*Data supplied:*
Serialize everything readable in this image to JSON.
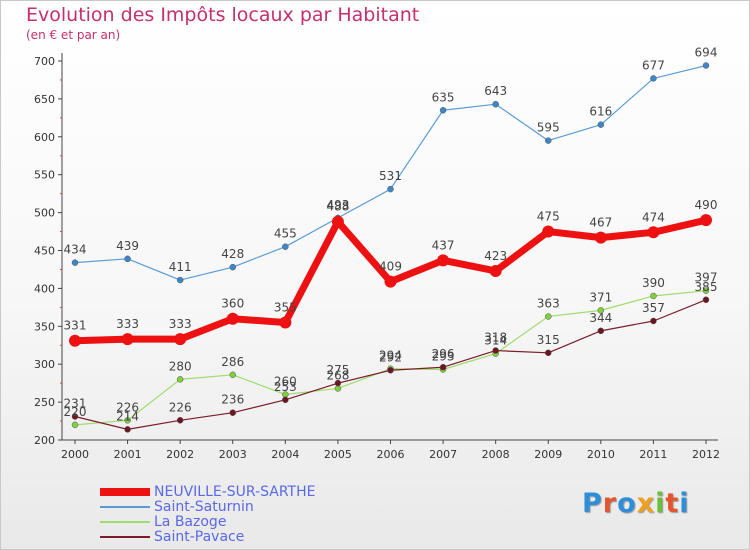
{
  "header": {
    "title": "Evolution des Impôts locaux par Habitant",
    "subtitle": "(en € et par an)"
  },
  "logo": {
    "text": "Proxiti",
    "letter_colors": [
      "#2f8ed8",
      "#e4572e",
      "#2f8ed8",
      "#f0a020",
      "#6dbf3a",
      "#e4572e",
      "#2f8ed8"
    ]
  },
  "chart_data": {
    "type": "line",
    "title": "Evolution des Impôts locaux par Habitant",
    "subtitle": "(en € et par an)",
    "x": [
      "2000",
      "2001",
      "2002",
      "2003",
      "2004",
      "2005",
      "2006",
      "2007",
      "2008",
      "2009",
      "2010",
      "2011",
      "2012"
    ],
    "ylim": [
      200,
      700
    ],
    "yticks": [
      200,
      250,
      300,
      350,
      400,
      450,
      500,
      550,
      600,
      650,
      700
    ],
    "grid": false,
    "legend_position": "bottom-left",
    "series": [
      {
        "name": "NEUVILLE-SUR-SARTHE",
        "color": "#ee1111",
        "values": [
          331,
          333,
          333,
          360,
          355,
          488,
          409,
          437,
          423,
          475,
          467,
          474,
          490
        ]
      },
      {
        "name": "Saint-Saturnin",
        "color": "#5b9bd5",
        "values": [
          434,
          439,
          411,
          428,
          455,
          493,
          531,
          635,
          643,
          595,
          616,
          677,
          694
        ]
      },
      {
        "name": "La Bazoge",
        "color": "#9edc6e",
        "values": [
          220,
          226,
          280,
          286,
          260,
          268,
          294,
          293,
          314,
          363,
          371,
          390,
          397
        ]
      },
      {
        "name": "Saint-Pavace",
        "color": "#7a1c2a",
        "values": [
          231,
          214,
          226,
          236,
          253,
          275,
          292,
          296,
          318,
          315,
          344,
          357,
          385
        ]
      }
    ]
  }
}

*Short problem:* Every record above should be transcribed exactly; the pictures stay out of the copy.

*Correct answer:*
Serialize everything readable in this image to JSON.
{
  "header": {
    "title": "Evolution des Impôts locaux par Habitant",
    "subtitle": "(en € et par an)"
  },
  "logo": {
    "text": "Proxiti",
    "letter_colors": [
      "#2f8ed8",
      "#e4572e",
      "#2f8ed8",
      "#f0a020",
      "#6dbf3a",
      "#e4572e",
      "#2f8ed8"
    ]
  },
  "chart_data": {
    "type": "line",
    "title": "Evolution des Impôts locaux par Habitant",
    "subtitle": "(en € et par an)",
    "x": [
      "2000",
      "2001",
      "2002",
      "2003",
      "2004",
      "2005",
      "2006",
      "2007",
      "2008",
      "2009",
      "2010",
      "2011",
      "2012"
    ],
    "ylim": [
      200,
      700
    ],
    "yticks": [
      200,
      250,
      300,
      350,
      400,
      450,
      500,
      550,
      600,
      650,
      700
    ],
    "grid": false,
    "legend_position": "bottom-left",
    "series": [
      {
        "name": "NEUVILLE-SUR-SARTHE",
        "color": "#ee1111",
        "values": [
          331,
          333,
          333,
          360,
          355,
          488,
          409,
          437,
          423,
          475,
          467,
          474,
          490
        ]
      },
      {
        "name": "Saint-Saturnin",
        "color": "#5b9bd5",
        "values": [
          434,
          439,
          411,
          428,
          455,
          493,
          531,
          635,
          643,
          595,
          616,
          677,
          694
        ]
      },
      {
        "name": "La Bazoge",
        "color": "#9edc6e",
        "values": [
          220,
          226,
          280,
          286,
          260,
          268,
          294,
          293,
          314,
          363,
          371,
          390,
          397
        ]
      },
      {
        "name": "Saint-Pavace",
        "color": "#7a1c2a",
        "values": [
          231,
          214,
          226,
          236,
          253,
          275,
          292,
          296,
          318,
          315,
          344,
          357,
          385
        ]
      }
    ]
  }
}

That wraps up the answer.